>> BEGIN TASK DATA
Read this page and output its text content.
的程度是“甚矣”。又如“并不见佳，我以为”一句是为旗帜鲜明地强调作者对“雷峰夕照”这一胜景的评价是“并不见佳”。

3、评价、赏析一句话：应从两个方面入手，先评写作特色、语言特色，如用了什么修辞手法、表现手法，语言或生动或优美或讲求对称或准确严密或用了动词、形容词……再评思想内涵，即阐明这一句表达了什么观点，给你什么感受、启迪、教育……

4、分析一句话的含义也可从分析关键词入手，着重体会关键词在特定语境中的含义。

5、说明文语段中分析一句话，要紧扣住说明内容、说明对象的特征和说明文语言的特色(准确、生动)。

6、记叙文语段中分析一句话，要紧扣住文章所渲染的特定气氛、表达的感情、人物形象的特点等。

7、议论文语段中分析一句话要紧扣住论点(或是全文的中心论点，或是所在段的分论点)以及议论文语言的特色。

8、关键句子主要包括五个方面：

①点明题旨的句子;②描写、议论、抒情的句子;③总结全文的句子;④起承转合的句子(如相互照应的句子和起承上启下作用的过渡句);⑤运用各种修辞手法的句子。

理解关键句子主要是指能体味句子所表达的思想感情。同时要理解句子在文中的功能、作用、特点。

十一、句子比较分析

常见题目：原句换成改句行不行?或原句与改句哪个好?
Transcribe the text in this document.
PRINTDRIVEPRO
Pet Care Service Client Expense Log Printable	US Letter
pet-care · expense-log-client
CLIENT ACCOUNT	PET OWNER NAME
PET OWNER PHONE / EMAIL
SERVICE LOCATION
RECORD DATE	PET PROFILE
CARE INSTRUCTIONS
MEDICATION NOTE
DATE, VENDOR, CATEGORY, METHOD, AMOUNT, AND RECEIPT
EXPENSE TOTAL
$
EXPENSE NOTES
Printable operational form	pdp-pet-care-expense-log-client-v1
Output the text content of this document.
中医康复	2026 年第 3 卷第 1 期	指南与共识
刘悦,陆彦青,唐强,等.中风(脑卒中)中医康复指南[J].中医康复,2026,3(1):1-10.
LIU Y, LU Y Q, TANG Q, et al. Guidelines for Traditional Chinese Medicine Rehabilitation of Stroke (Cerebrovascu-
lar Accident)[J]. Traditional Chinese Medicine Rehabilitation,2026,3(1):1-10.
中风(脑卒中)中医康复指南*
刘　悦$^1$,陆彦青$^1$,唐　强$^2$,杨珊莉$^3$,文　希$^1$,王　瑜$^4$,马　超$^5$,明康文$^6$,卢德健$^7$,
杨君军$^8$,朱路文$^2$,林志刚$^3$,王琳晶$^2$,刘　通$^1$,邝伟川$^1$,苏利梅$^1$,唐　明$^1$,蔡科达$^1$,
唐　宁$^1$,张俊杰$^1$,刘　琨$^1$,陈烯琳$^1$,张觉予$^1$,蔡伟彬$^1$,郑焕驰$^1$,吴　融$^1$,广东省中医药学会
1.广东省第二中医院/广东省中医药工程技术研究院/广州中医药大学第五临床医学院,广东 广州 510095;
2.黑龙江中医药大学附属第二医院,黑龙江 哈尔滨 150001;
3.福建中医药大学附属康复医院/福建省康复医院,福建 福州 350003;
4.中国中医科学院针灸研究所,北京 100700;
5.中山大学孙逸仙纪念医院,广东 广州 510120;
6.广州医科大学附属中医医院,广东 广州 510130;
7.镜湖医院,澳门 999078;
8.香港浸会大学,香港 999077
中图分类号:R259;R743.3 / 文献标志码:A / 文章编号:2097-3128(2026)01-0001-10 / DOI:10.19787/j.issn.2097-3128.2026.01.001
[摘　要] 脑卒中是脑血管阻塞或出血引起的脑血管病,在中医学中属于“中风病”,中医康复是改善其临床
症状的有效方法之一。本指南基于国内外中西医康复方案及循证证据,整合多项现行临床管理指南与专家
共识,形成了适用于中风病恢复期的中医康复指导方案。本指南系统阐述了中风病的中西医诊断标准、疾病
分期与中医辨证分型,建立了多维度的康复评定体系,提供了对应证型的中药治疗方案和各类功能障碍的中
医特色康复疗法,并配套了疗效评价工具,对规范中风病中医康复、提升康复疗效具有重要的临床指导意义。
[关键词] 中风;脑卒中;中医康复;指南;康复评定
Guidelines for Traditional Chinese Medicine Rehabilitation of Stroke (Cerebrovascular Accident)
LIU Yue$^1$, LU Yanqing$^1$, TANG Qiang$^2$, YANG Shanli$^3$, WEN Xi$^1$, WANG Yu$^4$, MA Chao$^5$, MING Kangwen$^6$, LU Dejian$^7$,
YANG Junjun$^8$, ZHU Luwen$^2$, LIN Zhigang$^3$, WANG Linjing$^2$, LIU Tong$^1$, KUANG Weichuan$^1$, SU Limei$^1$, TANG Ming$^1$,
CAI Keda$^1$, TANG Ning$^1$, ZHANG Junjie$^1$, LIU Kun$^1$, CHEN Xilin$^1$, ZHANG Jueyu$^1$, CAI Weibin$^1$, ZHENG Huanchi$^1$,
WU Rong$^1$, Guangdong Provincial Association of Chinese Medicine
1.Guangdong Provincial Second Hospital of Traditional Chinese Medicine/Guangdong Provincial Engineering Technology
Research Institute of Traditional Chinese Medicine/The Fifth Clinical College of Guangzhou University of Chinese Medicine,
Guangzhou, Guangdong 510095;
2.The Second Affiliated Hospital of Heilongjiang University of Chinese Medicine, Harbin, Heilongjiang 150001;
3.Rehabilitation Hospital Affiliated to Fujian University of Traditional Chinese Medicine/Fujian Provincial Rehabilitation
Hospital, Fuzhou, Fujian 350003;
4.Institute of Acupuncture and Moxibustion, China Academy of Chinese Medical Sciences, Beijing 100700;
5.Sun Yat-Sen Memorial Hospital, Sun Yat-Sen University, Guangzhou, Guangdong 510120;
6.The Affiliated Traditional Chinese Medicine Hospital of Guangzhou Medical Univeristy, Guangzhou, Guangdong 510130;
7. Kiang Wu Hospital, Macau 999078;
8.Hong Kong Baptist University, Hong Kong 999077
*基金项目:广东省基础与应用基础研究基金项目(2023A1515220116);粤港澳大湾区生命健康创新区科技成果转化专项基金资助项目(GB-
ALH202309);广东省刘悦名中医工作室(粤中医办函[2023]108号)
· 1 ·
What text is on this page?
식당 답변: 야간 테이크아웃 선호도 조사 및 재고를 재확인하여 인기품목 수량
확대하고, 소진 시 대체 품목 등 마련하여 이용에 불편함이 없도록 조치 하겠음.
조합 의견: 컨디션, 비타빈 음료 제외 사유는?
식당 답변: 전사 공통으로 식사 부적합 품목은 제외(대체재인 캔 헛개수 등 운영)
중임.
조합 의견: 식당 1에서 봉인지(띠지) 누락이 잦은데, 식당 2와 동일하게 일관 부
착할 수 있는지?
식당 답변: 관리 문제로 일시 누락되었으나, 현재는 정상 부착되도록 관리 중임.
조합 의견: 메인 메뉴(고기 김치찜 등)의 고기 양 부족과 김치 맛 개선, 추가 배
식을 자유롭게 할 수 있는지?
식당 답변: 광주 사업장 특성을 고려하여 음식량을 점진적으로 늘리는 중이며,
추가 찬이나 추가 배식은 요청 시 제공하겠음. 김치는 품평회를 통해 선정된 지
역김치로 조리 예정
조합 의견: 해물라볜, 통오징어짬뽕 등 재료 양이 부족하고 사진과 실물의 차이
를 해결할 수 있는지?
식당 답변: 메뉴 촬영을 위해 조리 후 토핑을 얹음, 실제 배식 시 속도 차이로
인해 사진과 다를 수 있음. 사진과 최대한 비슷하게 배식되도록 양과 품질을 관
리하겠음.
>> END TASK DATA
→ YOUR TASK
Once more, set down the full listing, verbatim.

→ EXPECTED OUTPUT
Read this page and output its text content.
的程度是“甚矣”。又如“并不见佳，我以为”一句是为旗帜鲜明地强调作者对“雷峰夕照”这一胜景的评价是“并不见佳”。

3、评价、赏析一句话：应从两个方面入手，先评写作特色、语言特色，如用了什么修辞手法、表现手法，语言或生动或优美或讲求对称或准确严密或用了动词、形容词……再评思想内涵，即阐明这一句表达了什么观点，给你什么感受、启迪、教育……

4、分析一句话的含义也可从分析关键词入手，着重体会关键词在特定语境中的含义。

5、说明文语段中分析一句话，要紧扣住说明内容、说明对象的特征和说明文语言的特色(准确、生动)。

6、记叙文语段中分析一句话，要紧扣住文章所渲染的特定气氛、表达的感情、人物形象的特点等。

7、议论文语段中分析一句话要紧扣住论点(或是全文的中心论点，或是所在段的分论点)以及议论文语言的特色。

8、关键句子主要包括五个方面：

①点明题旨的句子;②描写、议论、抒情的句子;③总结全文的句子;④起承转合的句子(如相互照应的句子和起承上启下作用的过渡句);⑤运用各种修辞手法的句子。

理解关键句子主要是指能体味句子所表达的思想感情。同时要理解句子在文中的功能、作用、特点。

十一、句子比较分析

常见题目：原句换成改句行不行?或原句与改句哪个好?
Transcribe the text in this document.
PRINTDRIVEPRO
Pet Care Service Client Expense Log Printable	US Letter
pet-care · expense-log-client
CLIENT ACCOUNT	PET OWNER NAME
PET OWNER PHONE / EMAIL
SERVICE LOCATION
RECORD DATE	PET PROFILE
CARE INSTRUCTIONS
MEDICATION NOTE
DATE, VENDOR, CATEGORY, METHOD, AMOUNT, AND RECEIPT
EXPENSE TOTAL
$
EXPENSE NOTES
Printable operational form	pdp-pet-care-expense-log-client-v1
Output the text content of this document.
中医康复	2026 年第 3 卷第 1 期	指南与共识
刘悦,陆彦青,唐强,等.中风(脑卒中)中医康复指南[J].中医康复,2026,3(1):1-10.
LIU Y, LU Y Q, TANG Q, et al. Guidelines for Traditional Chinese Medicine Rehabilitation of Stroke (Cerebrovascu-
lar Accident)[J]. Traditional Chinese Medicine Rehabilitation,2026,3(1):1-10.
中风(脑卒中)中医康复指南*
刘　悦$^1$,陆彦青$^1$,唐　强$^2$,杨珊莉$^3$,文　希$^1$,王　瑜$^4$,马　超$^5$,明康文$^6$,卢德健$^7$,
杨君军$^8$,朱路文$^2$,林志刚$^3$,王琳晶$^2$,刘　通$^1$,邝伟川$^1$,苏利梅$^1$,唐　明$^1$,蔡科达$^1$,
唐　宁$^1$,张俊杰$^1$,刘　琨$^1$,陈烯琳$^1$,张觉予$^1$,蔡伟彬$^1$,郑焕驰$^1$,吴　融$^1$,广东省中医药学会
1.广东省第二中医院/广东省中医药工程技术研究院/广州中医药大学第五临床医学院,广东 广州 510095;
2.黑龙江中医药大学附属第二医院,黑龙江 哈尔滨 150001;
3.福建中医药大学附属康复医院/福建省康复医院,福建 福州 350003;
4.中国中医科学院针灸研究所,北京 100700;
5.中山大学孙逸仙纪念医院,广东 广州 510120;
6.广州医科大学附属中医医院,广东 广州 510130;
7.镜湖医院,澳门 999078;
8.香港浸会大学,香港 999077
中图分类号:R259;R743.3 / 文献标志码:A / 文章编号:2097-3128(2026)01-0001-10 / DOI:10.19787/j.issn.2097-3128.2026.01.001
[摘　要] 脑卒中是脑血管阻塞或出血引起的脑血管病,在中医学中属于“中风病”,中医康复是改善其临床
症状的有效方法之一。本指南基于国内外中西医康复方案及循证证据,整合多项现行临床管理指南与专家
共识,形成了适用于中风病恢复期的中医康复指导方案。本指南系统阐述了中风病的中西医诊断标准、疾病
分期与中医辨证分型,建立了多维度的康复评定体系,提供了对应证型的中药治疗方案和各类功能障碍的中
医特色康复疗法,并配套了疗效评价工具,对规范中风病中医康复、提升康复疗效具有重要的临床指导意义。
[关键词] 中风;脑卒中;中医康复;指南;康复评定
Guidelines for Traditional Chinese Medicine Rehabilitation of Stroke (Cerebrovascular Accident)
LIU Yue$^1$, LU Yanqing$^1$, TANG Qiang$^2$, YANG Shanli$^3$, WEN Xi$^1$, WANG Yu$^4$, MA Chao$^5$, MING Kangwen$^6$, LU Dejian$^7$,
YANG Junjun$^8$, ZHU Luwen$^2$, LIN Zhigang$^3$, WANG Linjing$^2$, LIU Tong$^1$, KUANG Weichuan$^1$, SU Limei$^1$, TANG Ming$^1$,
CAI Keda$^1$, TANG Ning$^1$, ZHANG Junjie$^1$, LIU Kun$^1$, CHEN Xilin$^1$, ZHANG Jueyu$^1$, CAI Weibin$^1$, ZHENG Huanchi$^1$,
WU Rong$^1$, Guangdong Provincial Association of Chinese Medicine
1.Guangdong Provincial Second Hospital of Traditional Chinese Medicine/Guangdong Provincial Engineering Technology
Research Institute of Traditional Chinese Medicine/The Fifth Clinical College of Guangzhou University of Chinese Medicine,
Guangzhou, Guangdong 510095;
2.The Second Affiliated Hospital of Heilongjiang University of Chinese Medicine, Harbin, Heilongjiang 150001;
3.Rehabilitation Hospital Affiliated to Fujian University of Traditional Chinese Medicine/Fujian Provincial Rehabilitation
Hospital, Fuzhou, Fujian 350003;
4.Institute of Acupuncture and Moxibustion, China Academy of Chinese Medical Sciences, Beijing 100700;
5.Sun Yat-Sen Memorial Hospital, Sun Yat-Sen University, Guangzhou, Guangdong 510120;
6.The Affiliated Traditional Chinese Medicine Hospital of Guangzhou Medical Univeristy, Guangzhou, Guangdong 510130;
7. Kiang Wu Hospital, Macau 999078;
8.Hong Kong Baptist University, Hong Kong 999077
*基金项目:广东省基础与应用基础研究基金项目(2023A1515220116);粤港澳大湾区生命健康创新区科技成果转化专项基金资助项目(GB-
ALH202309);广东省刘悦名中医工作室(粤中医办函[2023]108号)
· 1 ·
What text is on this page?
식당 답변: 야간 테이크아웃 선호도 조사 및 재고를 재확인하여 인기품목 수량
확대하고, 소진 시 대체 품목 등 마련하여 이용에 불편함이 없도록 조치 하겠음.
조합 의견: 컨디션, 비타빈 음료 제외 사유는?
식당 답변: 전사 공통으로 식사 부적합 품목은 제외(대체재인 캔 헛개수 등 운영)
중임.
조합 의견: 식당 1에서 봉인지(띠지) 누락이 잦은데, 식당 2와 동일하게 일관 부
착할 수 있는지?
식당 답변: 관리 문제로 일시 누락되었으나, 현재는 정상 부착되도록 관리 중임.
조합 의견: 메인 메뉴(고기 김치찜 등)의 고기 양 부족과 김치 맛 개선, 추가 배
식을 자유롭게 할 수 있는지?
식당 답변: 광주 사업장 특성을 고려하여 음식량을 점진적으로 늘리는 중이며,
추가 찬이나 추가 배식은 요청 시 제공하겠음. 김치는 품평회를 통해 선정된 지
역김치로 조리 예정
조합 의견: 해물라볜, 통오징어짬뽕 등 재료 양이 부족하고 사진과 실물의 차이
를 해결할 수 있는지?
식당 답변: 메뉴 촬영을 위해 조리 후 토핑을 얹음, 실제 배식 시 속도 차이로
인해 사진과 다를 수 있음. 사진과 최대한 비슷하게 배식되도록 양과 품질을 관
리하겠음.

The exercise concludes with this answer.